Count every line below that contains "Reachable", then state the total with no other output.
start
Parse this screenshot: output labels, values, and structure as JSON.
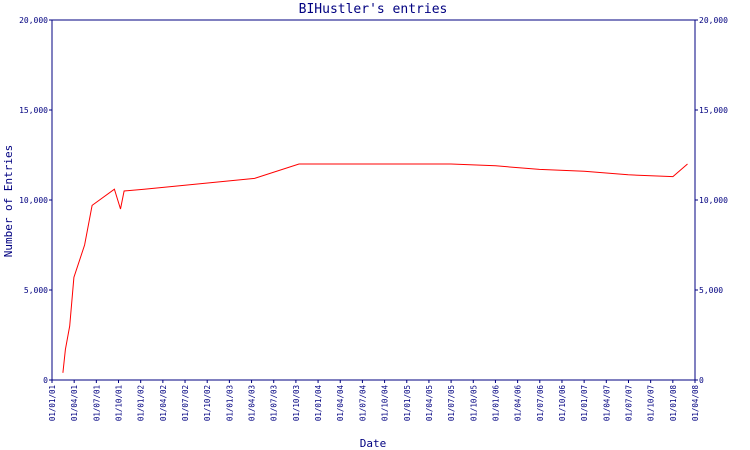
{
  "chart_data": {
    "type": "line",
    "title": "BIHustler's entries",
    "xlabel": "Date",
    "ylabel": "Number of Entries",
    "ylim": [
      0,
      20000
    ],
    "y_ticks": [
      0,
      5000,
      10000,
      15000,
      20000
    ],
    "y_tick_labels": [
      "0",
      "5,000",
      "10,000",
      "15,000",
      "20,000"
    ],
    "x_tick_labels": [
      "01/01/01",
      "01/04/01",
      "01/07/01",
      "01/10/01",
      "01/01/02",
      "01/04/02",
      "01/07/02",
      "01/10/02",
      "01/01/03",
      "01/04/03",
      "01/07/03",
      "01/10/03",
      "01/01/04",
      "01/04/04",
      "01/07/04",
      "01/10/04",
      "01/01/05",
      "01/04/05",
      "01/07/05",
      "01/10/05",
      "01/01/06",
      "01/04/06",
      "01/07/06",
      "01/10/06",
      "01/01/07",
      "01/04/07",
      "01/07/07",
      "01/10/07",
      "01/01/08",
      "01/04/08"
    ],
    "grid": false,
    "line_color": "#ff0000",
    "axis_color": "#000080",
    "series": [
      {
        "x": [
          "2001-02-15",
          "2001-02-25",
          "2001-03-15",
          "2001-04-01",
          "2001-05-15",
          "2001-06-15",
          "2001-09-15",
          "2001-10-10",
          "2001-10-25",
          "2002-01-15",
          "2003-04-15",
          "2003-10-15",
          "2004-01-01",
          "2005-07-01",
          "2006-01-01",
          "2006-07-01",
          "2007-01-01",
          "2007-07-01",
          "2008-01-01",
          "2008-03-01"
        ],
        "values": [
          400,
          1700,
          3000,
          5700,
          7500,
          9700,
          10600,
          9500,
          10500,
          10600,
          11200,
          12000,
          12000,
          12000,
          11900,
          11700,
          11600,
          11400,
          11300,
          12000
        ]
      }
    ]
  }
}
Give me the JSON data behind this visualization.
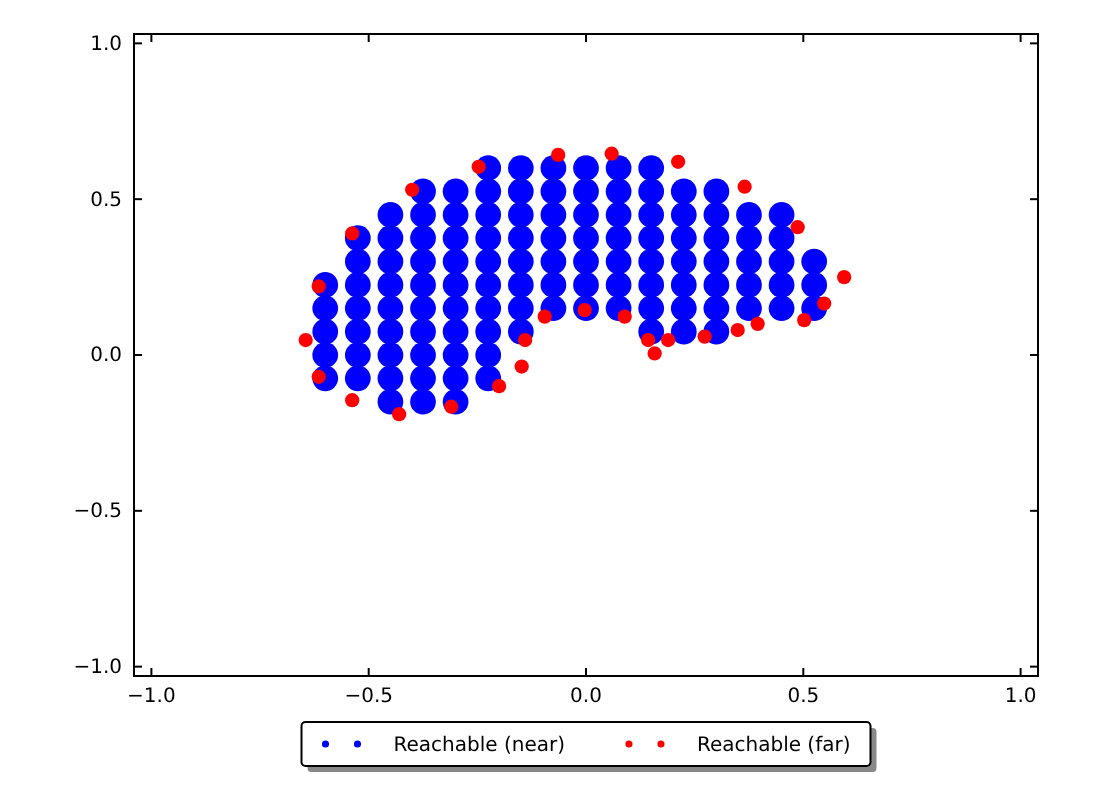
{
  "chart_data": {
    "type": "scatter",
    "xlim": [
      -1.04,
      1.04
    ],
    "ylim": [
      -1.03,
      1.03
    ],
    "xticks": [
      {
        "value": -1,
        "label": "−1.0"
      },
      {
        "value": -0.5,
        "label": "−0.5"
      },
      {
        "value": 0,
        "label": "0.0"
      },
      {
        "value": 0.5,
        "label": "0.5"
      },
      {
        "value": 1,
        "label": "1.0"
      }
    ],
    "yticks": [
      {
        "value": -1,
        "label": "−1.0"
      },
      {
        "value": -0.5,
        "label": "−0.5"
      },
      {
        "value": 0,
        "label": "0.0"
      },
      {
        "value": 0.5,
        "label": "0.5"
      },
      {
        "value": 1,
        "label": "1.0"
      }
    ],
    "marker": "circle",
    "legend": "bottom",
    "series": [
      {
        "name": "Reachable (near)",
        "color": "#0000ff",
        "x": [
          -0.225,
          -0.15,
          -0.075,
          0,
          0.075,
          0.15,
          -0.375,
          -0.3,
          -0.225,
          -0.15,
          -0.075,
          0,
          0.075,
          0.15,
          0.225,
          0.3,
          -0.45,
          -0.375,
          -0.3,
          -0.225,
          -0.15,
          -0.075,
          0,
          0.075,
          0.15,
          0.225,
          0.3,
          0.375,
          0.45,
          -0.525,
          -0.45,
          -0.375,
          -0.3,
          -0.225,
          -0.15,
          -0.075,
          0,
          0.075,
          0.15,
          0.225,
          0.3,
          0.375,
          0.45,
          -0.525,
          -0.45,
          -0.375,
          -0.3,
          -0.225,
          -0.15,
          -0.075,
          0,
          0.075,
          0.15,
          0.225,
          0.3,
          0.375,
          0.45,
          0.525,
          -0.6,
          -0.525,
          -0.45,
          -0.375,
          -0.3,
          -0.225,
          -0.15,
          -0.075,
          0,
          0.075,
          0.15,
          0.225,
          0.3,
          0.375,
          0.45,
          0.525,
          -0.6,
          -0.525,
          -0.45,
          -0.375,
          -0.3,
          -0.225,
          -0.15,
          -0.075,
          0,
          0.075,
          0.15,
          0.225,
          0.3,
          0.375,
          0.45,
          0.525,
          -0.6,
          -0.525,
          -0.45,
          -0.375,
          -0.3,
          -0.225,
          -0.15,
          0.15,
          0.225,
          0.3,
          -0.6,
          -0.525,
          -0.45,
          -0.375,
          -0.3,
          -0.225,
          -0.6,
          -0.525,
          -0.45,
          -0.375,
          -0.3,
          -0.225,
          -0.45,
          -0.375,
          -0.3
        ],
        "values": [
          0.6,
          0.6,
          0.6,
          0.6,
          0.6,
          0.6,
          0.525,
          0.525,
          0.525,
          0.525,
          0.525,
          0.525,
          0.525,
          0.525,
          0.525,
          0.525,
          0.45,
          0.45,
          0.45,
          0.45,
          0.45,
          0.45,
          0.45,
          0.45,
          0.45,
          0.45,
          0.45,
          0.45,
          0.45,
          0.375,
          0.375,
          0.375,
          0.375,
          0.375,
          0.375,
          0.375,
          0.375,
          0.375,
          0.375,
          0.375,
          0.375,
          0.375,
          0.375,
          0.3,
          0.3,
          0.3,
          0.3,
          0.3,
          0.3,
          0.3,
          0.3,
          0.3,
          0.3,
          0.3,
          0.3,
          0.3,
          0.3,
          0.3,
          0.225,
          0.225,
          0.225,
          0.225,
          0.225,
          0.225,
          0.225,
          0.225,
          0.225,
          0.225,
          0.225,
          0.225,
          0.225,
          0.225,
          0.225,
          0.225,
          0.15,
          0.15,
          0.15,
          0.15,
          0.15,
          0.15,
          0.15,
          0.15,
          0.15,
          0.15,
          0.15,
          0.15,
          0.15,
          0.15,
          0.15,
          0.15,
          0.075,
          0.075,
          0.075,
          0.075,
          0.075,
          0.075,
          0.075,
          0.075,
          0.075,
          0.075,
          0,
          0,
          0,
          0,
          0,
          0,
          -0.075,
          -0.075,
          -0.075,
          -0.075,
          -0.075,
          -0.075,
          -0.15,
          -0.15,
          -0.15
        ]
      },
      {
        "name": "Reachable (far)",
        "color": "#ff0000",
        "x": [
          -0.645,
          -0.615,
          -0.538,
          -0.4,
          -0.247,
          -0.064,
          0.059,
          0.212,
          0.365,
          0.487,
          0.594,
          0.548,
          0.502,
          0.395,
          0.349,
          0.273,
          0.189,
          0.158,
          0.143,
          0.089,
          -0.003,
          -0.095,
          -0.14,
          -0.148,
          -0.2,
          -0.31,
          -0.43,
          -0.538,
          -0.615
        ],
        "values": [
          0.048,
          0.22,
          0.39,
          0.53,
          0.604,
          0.642,
          0.646,
          0.62,
          0.54,
          0.41,
          0.25,
          0.165,
          0.112,
          0.1,
          0.08,
          0.059,
          0.048,
          0.005,
          0.048,
          0.123,
          0.144,
          0.123,
          0.048,
          -0.037,
          -0.1,
          -0.166,
          -0.19,
          -0.145,
          -0.07
        ]
      }
    ]
  }
}
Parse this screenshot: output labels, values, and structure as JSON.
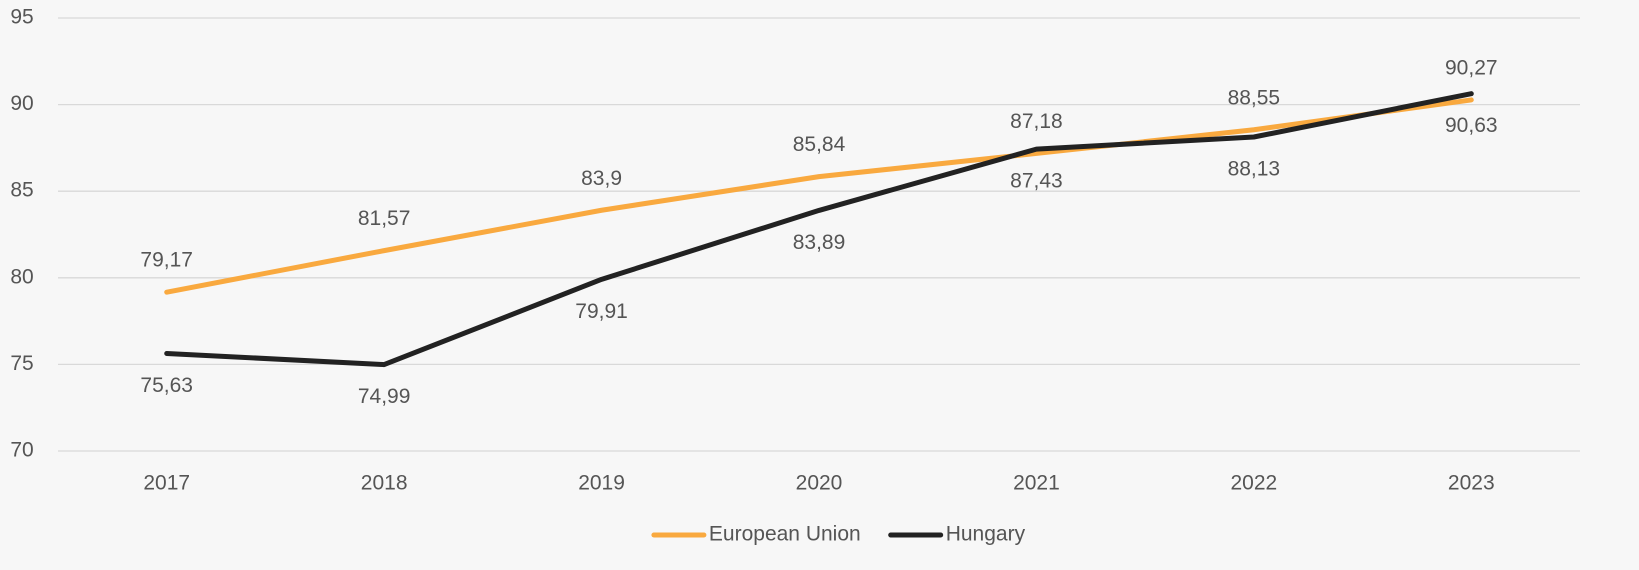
{
  "chart_data": {
    "type": "line",
    "categories": [
      "2017",
      "2018",
      "2019",
      "2020",
      "2021",
      "2022",
      "2023"
    ],
    "series": [
      {
        "name": "European Union",
        "color": "#f9a93f",
        "values": [
          79.17,
          81.57,
          83.9,
          85.84,
          87.18,
          88.55,
          90.27
        ],
        "value_labels": [
          "79,17",
          "81,57",
          "83,9",
          "85,84",
          "87,18",
          "88,55",
          "90,27"
        ]
      },
      {
        "name": "Hungary",
        "color": "#222222",
        "values": [
          75.63,
          74.99,
          79.91,
          83.89,
          87.43,
          88.13,
          90.63
        ],
        "value_labels": [
          "75,63",
          "74,99",
          "79,91",
          "83,89",
          "87,43",
          "88,13",
          "90,63"
        ]
      }
    ],
    "ylim": [
      70,
      95
    ],
    "yticks": [
      70,
      75,
      80,
      85,
      90,
      95
    ],
    "grid": true,
    "legend": "bottom"
  }
}
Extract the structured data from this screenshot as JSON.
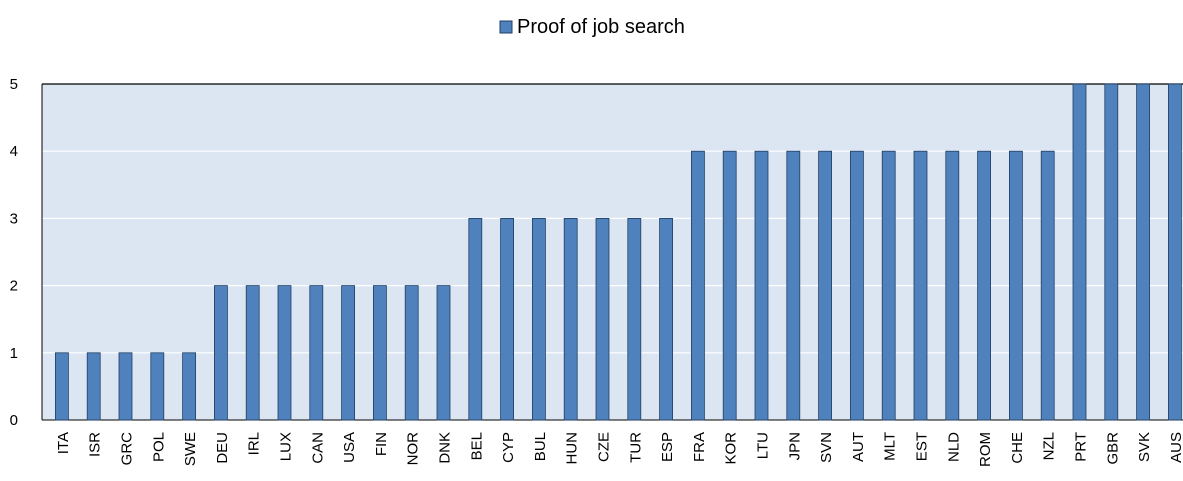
{
  "chart_data": {
    "type": "bar",
    "categories": [
      "ITA",
      "ISR",
      "GRC",
      "POL",
      "SWE",
      "DEU",
      "IRL",
      "LUX",
      "CAN",
      "USA",
      "FIN",
      "NOR",
      "DNK",
      "BEL",
      "CYP",
      "BUL",
      "HUN",
      "CZE",
      "TUR",
      "ESP",
      "FRA",
      "KOR",
      "LTU",
      "JPN",
      "SVN",
      "AUT",
      "MLT",
      "EST",
      "NLD",
      "ROM",
      "CHE",
      "NZL",
      "PRT",
      "GBR",
      "SVK",
      "AUS"
    ],
    "series": [
      {
        "name": "Proof of job search",
        "color": "#4f81bd",
        "values": [
          1,
          1,
          1,
          1,
          1,
          2,
          2,
          2,
          2,
          2,
          2,
          2,
          2,
          3,
          3,
          3,
          3,
          3,
          3,
          3,
          4,
          4,
          4,
          4,
          4,
          4,
          4,
          4,
          4,
          4,
          4,
          4,
          5,
          5,
          5,
          5
        ]
      }
    ],
    "ylim": [
      0,
      5
    ],
    "yticks": [
      0,
      1,
      2,
      3,
      4,
      5
    ],
    "grid": true,
    "legend": "top"
  }
}
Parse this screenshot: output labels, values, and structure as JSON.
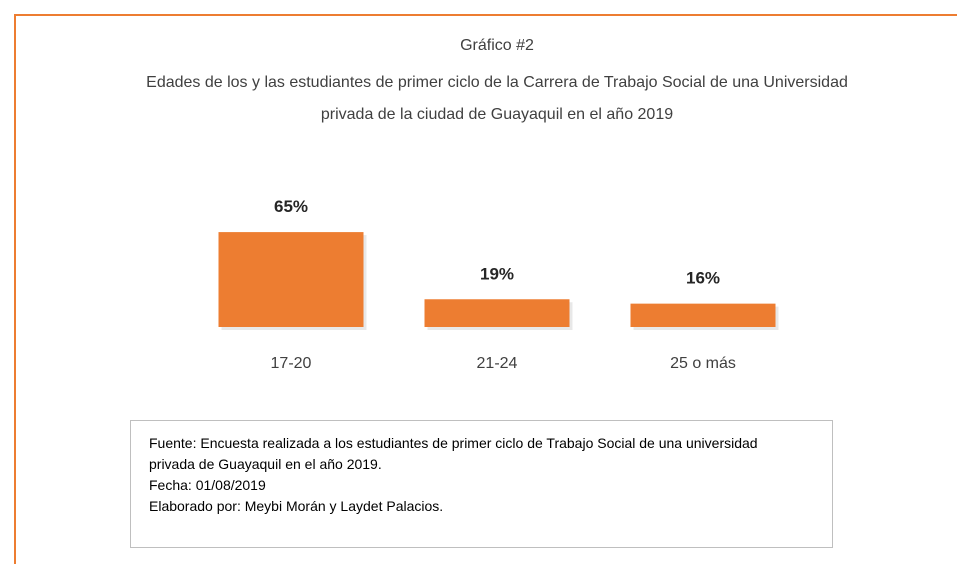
{
  "chart_data": {
    "type": "bar",
    "title": "Gráfico #2",
    "subtitle": "Edades de los y las estudiantes de primer ciclo de la Carrera de Trabajo Social de una Universidad privada de la ciudad de Guayaquil en el año 2019",
    "categories": [
      "17-20",
      "21-24",
      "25 o más"
    ],
    "values": [
      65,
      19,
      16
    ],
    "value_labels": [
      "65%",
      "19%",
      "16%"
    ],
    "color": "#ed7d31",
    "notes": [
      "Fuente: Encuesta realizada a los estudiantes de primer ciclo de Trabajo Social de una universidad privada de Guayaquil en el año 2019.",
      "Fecha: 01/08/2019",
      "Elaborado por: Meybi Morán y Laydet Palacios."
    ]
  }
}
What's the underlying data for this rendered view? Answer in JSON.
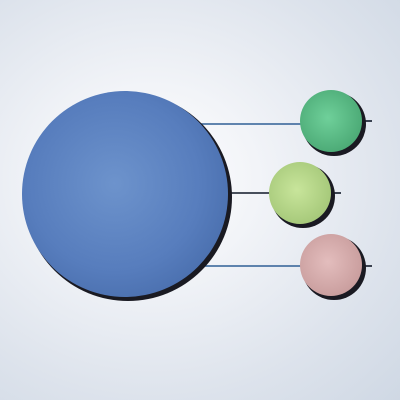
end
> [Solution to this problem]: 2